# DATASET ENTRIES
=======
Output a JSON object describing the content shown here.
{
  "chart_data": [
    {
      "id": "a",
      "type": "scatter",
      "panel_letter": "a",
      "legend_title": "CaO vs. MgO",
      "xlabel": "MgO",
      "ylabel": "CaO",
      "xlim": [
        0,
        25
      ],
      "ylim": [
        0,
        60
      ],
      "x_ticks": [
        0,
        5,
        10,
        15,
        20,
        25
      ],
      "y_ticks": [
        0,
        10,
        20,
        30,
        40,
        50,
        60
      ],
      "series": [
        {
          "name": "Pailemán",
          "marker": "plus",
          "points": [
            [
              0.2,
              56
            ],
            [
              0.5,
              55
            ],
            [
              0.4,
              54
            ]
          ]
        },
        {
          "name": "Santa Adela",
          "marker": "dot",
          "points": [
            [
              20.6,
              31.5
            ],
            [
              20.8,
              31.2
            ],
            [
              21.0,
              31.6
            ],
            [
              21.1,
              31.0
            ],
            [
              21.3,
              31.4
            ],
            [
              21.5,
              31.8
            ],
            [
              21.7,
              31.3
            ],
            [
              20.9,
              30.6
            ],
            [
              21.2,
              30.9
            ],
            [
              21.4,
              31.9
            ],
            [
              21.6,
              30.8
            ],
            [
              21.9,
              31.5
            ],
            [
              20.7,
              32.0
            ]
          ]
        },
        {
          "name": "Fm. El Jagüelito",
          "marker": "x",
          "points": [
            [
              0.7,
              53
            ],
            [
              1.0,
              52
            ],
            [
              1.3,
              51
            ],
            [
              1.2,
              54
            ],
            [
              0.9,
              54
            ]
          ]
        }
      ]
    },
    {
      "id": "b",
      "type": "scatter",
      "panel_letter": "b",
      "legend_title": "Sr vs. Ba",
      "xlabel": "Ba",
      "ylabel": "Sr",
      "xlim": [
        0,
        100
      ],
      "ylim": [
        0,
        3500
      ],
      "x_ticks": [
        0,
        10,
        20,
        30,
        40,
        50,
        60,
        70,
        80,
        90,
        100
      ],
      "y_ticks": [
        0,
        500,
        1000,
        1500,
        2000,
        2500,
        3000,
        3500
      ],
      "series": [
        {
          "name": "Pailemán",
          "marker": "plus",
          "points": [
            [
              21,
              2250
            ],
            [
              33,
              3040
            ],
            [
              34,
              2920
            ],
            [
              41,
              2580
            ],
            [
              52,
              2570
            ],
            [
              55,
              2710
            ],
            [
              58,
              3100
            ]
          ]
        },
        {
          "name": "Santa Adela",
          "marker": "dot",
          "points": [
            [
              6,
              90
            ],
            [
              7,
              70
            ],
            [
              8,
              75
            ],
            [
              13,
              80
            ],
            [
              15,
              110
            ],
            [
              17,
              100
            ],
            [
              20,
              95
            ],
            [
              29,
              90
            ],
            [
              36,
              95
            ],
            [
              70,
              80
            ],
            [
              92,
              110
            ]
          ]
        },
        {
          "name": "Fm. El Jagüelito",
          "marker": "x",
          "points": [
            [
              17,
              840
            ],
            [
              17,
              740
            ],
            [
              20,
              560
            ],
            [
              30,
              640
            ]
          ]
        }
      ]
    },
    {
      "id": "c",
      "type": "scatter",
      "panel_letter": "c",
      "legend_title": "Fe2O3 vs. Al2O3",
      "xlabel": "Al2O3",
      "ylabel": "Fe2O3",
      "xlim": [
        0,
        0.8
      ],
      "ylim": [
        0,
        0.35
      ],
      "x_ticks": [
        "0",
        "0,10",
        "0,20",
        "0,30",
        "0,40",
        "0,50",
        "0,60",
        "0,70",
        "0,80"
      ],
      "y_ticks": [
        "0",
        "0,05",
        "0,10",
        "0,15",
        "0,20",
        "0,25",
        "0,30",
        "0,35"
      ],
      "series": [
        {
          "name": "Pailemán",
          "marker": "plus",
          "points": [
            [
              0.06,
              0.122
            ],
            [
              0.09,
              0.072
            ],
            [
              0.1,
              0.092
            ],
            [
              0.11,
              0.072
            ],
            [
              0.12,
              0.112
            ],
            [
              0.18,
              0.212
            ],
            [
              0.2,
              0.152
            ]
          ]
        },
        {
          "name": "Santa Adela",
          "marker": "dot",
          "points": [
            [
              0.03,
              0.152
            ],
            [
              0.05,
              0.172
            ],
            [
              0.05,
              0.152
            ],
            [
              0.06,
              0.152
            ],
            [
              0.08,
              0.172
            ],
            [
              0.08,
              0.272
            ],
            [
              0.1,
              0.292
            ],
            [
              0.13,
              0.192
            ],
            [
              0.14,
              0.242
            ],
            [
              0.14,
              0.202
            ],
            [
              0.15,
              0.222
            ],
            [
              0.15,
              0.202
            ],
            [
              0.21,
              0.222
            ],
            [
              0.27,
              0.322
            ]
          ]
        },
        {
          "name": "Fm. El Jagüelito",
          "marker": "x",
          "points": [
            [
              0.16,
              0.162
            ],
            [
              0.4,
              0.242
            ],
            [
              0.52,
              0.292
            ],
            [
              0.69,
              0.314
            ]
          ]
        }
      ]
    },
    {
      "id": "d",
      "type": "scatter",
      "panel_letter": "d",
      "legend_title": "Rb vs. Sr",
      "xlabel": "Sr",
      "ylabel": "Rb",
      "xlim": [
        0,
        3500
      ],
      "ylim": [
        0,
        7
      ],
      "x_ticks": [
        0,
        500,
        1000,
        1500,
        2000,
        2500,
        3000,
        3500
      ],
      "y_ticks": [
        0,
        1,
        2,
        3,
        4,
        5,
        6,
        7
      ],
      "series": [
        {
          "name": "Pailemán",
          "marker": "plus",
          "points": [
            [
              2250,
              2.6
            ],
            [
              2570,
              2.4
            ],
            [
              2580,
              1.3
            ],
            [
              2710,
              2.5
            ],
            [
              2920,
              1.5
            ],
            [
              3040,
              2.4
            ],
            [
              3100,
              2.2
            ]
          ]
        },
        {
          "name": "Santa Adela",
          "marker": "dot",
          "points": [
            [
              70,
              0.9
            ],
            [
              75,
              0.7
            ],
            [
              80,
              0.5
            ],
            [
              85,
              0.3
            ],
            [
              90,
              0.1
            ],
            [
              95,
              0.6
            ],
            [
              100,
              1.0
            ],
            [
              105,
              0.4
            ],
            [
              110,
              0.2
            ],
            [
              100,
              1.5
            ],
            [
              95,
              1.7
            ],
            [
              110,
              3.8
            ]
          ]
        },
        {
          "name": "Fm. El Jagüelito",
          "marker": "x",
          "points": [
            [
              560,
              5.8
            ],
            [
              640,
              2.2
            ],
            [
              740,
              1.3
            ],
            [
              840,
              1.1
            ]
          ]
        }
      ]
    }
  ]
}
=======
# WHAT TO PRODUCE
Gather and copy every line of the data in which the string "ylabel" is found.

# TASK OUTPUT
      "ylabel": "CaO",
      "ylabel": "Sr",
      "ylabel": "Fe2O3",
      "ylabel": "Rb",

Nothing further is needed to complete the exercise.